### Text under study
··········

Willy Wonka invented Wonka Vision — technology that allowed him to take a candy bar, shrink it and send it whizzing through the air where people could pluck it out of their TVs. Although patients won’t be able to pull doctors out of their flat screens, the burgeoning field of telemedicine is allowing people to consult medical professionals for a wide range of ailments and illnesses from home or work.
Insurer Aflac Inc. announced last November that it will partner with Scottsdale, Arizona-based MeMD to add telemedicine services to its group critical-illness plan. The new services were expected to become available in January.
Aflac is the latest insurer to add telemedicine to its roster of health care options. Boston-based telemedicine provider American Well announced last October that it will partner with Blue Cross Blue Shield Association health plans to expand their telemedicine services, and Anthem Inc., then known as WellPoint Inc., teamed with American Well in 2014 to offer telemedicine services to 3.5 million of its health-plan subscribers, according to published reports. UnitedHealth Group initiated a pilot program in 2014 as well in Nevada.
As with other industries, employees using online services are looking for ways to receive the same quality products they receive at brick-and-mortar institutions. Telemedicine allows a doctor to enter a patient’s living room via a computer screen or smartphone to address a wide array of ailments and illnesses. Aflac executives thought the technology would reduce medical costs for employees, so they decided to invest.
“One thing that telemedicine will do to impact the insurance community overall is offer alternatives that are technology-based, digital-based, video-based that offer the same quality of care, but in a way that people prefer to access it,” said Stephanie Shields, Aflac’s vice president of strategy planning and product development.
Instead of waiting at a doctor’s office, 64 percent of patients said they would be willing to have doctor visits via video telehealth, according to American Well’s 2015 telehealth survey.
“I think for today’s workforce, people really have to think beyond traditional benefits and think about engaging in workforces that are digital,” said Jill Maguire-Ward, chief people person for General Assembly, a private-school organization that offers telemedicine to its employees. Telemedicine “started off as an experiment that paid off extremely well.”
As it is, Aflac’s plan charges users $35 per medical consultation and offers reimbursement for up to six consultations per year. Changes to the health care industry because of the Affordable Care Act have also contributed to the rise in telemedicine usage, said American Telemedicine Association CEO Jonathan Linkous.
The average deductible for an insured worker in 2015 is $1,077, up 67 percent from 2010 and 255 percent from 2006, according to the Kaiser Family Foundation’s 2015 Employer Health Benefits Survey. This is forcing people to look for low-cost alternatives such as telemedicine. And because more people, particularly low-income individuals, are now insured, telemedicine has become a popular option for them, Linkous said.
“I think we’re just at the very beginning of what this will mean for transforming the delivery of health care,” Linkous said.

··········

### Directions
Rewrite the passage of the telemedicine article starting at "As it is, Aflac’s" and ending at "CEO Jonathan Linkous.", swapping in "$50" wherever "$35" appears.

### Dataset content
··········

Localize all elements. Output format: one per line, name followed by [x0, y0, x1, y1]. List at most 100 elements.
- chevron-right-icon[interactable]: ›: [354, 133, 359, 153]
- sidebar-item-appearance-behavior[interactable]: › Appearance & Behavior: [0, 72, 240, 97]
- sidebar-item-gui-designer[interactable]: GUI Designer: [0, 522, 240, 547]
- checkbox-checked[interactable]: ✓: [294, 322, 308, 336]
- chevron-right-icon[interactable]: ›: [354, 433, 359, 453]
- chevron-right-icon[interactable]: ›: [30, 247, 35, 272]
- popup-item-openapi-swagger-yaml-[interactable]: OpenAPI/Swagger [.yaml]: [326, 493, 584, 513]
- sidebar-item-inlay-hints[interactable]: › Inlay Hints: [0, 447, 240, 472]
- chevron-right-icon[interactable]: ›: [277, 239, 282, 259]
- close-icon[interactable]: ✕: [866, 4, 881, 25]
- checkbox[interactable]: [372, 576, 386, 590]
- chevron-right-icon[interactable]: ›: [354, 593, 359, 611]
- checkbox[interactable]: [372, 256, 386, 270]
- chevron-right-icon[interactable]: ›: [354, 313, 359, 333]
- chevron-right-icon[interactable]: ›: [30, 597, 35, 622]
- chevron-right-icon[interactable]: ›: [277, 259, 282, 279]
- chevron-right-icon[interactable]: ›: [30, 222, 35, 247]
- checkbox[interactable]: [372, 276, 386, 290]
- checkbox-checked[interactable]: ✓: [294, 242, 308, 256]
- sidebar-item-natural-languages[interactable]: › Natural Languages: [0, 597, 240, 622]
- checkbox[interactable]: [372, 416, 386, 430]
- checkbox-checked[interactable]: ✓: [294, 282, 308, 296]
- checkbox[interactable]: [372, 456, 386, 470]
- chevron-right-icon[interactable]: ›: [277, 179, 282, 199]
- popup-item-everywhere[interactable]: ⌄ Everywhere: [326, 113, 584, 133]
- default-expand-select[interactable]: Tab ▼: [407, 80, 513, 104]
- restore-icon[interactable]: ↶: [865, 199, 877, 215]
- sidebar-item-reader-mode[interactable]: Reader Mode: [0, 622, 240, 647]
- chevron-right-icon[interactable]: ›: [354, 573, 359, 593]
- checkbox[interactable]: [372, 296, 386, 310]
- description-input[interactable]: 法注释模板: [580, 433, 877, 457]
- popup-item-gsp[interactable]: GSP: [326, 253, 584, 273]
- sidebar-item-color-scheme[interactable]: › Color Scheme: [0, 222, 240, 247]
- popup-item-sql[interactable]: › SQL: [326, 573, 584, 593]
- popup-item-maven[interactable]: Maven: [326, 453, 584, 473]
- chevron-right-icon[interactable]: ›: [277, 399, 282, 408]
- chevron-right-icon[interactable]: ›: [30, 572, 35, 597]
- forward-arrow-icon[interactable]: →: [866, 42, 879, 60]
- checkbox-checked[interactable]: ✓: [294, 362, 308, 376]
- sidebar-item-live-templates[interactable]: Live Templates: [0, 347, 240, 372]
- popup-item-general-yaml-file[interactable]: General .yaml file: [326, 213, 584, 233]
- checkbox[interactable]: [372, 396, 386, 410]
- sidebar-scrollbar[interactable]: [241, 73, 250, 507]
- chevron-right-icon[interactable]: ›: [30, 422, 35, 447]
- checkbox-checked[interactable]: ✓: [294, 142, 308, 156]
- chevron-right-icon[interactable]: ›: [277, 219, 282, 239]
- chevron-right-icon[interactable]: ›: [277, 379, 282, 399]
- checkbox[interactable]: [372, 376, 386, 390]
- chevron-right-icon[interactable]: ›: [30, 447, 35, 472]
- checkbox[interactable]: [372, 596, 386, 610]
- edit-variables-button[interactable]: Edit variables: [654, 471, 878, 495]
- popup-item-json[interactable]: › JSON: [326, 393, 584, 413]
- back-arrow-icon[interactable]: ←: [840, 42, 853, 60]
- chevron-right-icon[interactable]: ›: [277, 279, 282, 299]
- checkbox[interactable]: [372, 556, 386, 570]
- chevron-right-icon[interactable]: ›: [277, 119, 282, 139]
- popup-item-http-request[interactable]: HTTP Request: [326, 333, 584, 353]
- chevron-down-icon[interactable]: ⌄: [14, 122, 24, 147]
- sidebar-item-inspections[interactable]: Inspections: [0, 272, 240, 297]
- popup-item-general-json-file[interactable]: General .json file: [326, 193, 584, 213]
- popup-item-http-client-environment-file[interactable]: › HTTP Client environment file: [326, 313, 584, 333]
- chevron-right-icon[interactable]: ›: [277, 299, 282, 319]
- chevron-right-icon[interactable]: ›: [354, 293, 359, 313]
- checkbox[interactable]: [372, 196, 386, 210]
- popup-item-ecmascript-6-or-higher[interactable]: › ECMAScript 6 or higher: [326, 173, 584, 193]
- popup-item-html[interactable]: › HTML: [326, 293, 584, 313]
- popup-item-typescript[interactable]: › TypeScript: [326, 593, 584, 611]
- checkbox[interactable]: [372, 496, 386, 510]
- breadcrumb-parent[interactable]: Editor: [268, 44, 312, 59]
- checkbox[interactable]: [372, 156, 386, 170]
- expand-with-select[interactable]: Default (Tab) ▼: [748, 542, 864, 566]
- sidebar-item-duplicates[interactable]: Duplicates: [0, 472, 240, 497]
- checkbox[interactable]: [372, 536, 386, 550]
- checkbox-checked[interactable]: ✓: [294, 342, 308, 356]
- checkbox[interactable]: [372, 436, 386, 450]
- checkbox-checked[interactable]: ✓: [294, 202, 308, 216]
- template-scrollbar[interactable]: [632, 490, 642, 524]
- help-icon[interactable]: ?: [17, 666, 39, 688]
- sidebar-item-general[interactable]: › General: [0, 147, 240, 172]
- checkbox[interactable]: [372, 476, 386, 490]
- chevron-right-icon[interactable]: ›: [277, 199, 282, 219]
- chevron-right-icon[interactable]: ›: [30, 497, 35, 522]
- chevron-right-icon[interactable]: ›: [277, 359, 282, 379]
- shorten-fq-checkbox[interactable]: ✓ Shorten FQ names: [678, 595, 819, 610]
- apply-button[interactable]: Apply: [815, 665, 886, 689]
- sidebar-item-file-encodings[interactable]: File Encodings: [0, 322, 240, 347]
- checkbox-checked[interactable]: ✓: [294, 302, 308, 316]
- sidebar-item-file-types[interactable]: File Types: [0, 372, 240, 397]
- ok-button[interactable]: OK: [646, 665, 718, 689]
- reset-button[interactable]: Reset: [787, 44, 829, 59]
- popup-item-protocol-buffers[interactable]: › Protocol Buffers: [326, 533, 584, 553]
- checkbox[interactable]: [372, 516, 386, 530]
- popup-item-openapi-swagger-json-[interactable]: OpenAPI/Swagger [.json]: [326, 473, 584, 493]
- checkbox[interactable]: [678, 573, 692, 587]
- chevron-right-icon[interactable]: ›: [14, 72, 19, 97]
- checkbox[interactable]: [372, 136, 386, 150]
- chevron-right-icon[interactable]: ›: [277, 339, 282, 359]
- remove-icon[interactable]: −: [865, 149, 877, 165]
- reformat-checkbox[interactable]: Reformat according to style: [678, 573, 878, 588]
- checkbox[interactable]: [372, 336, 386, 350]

··········

### Answer to the exercise
As it is, Aflac’s plan charges users $50 per medical consultation and offers reimbursement for up to six consultations per year. Changes to the health care industry because of the Affordable Care Act have also contributed to the rise in telemedicine usage, said American Telemedicine Association CEO Jonathan Linkous.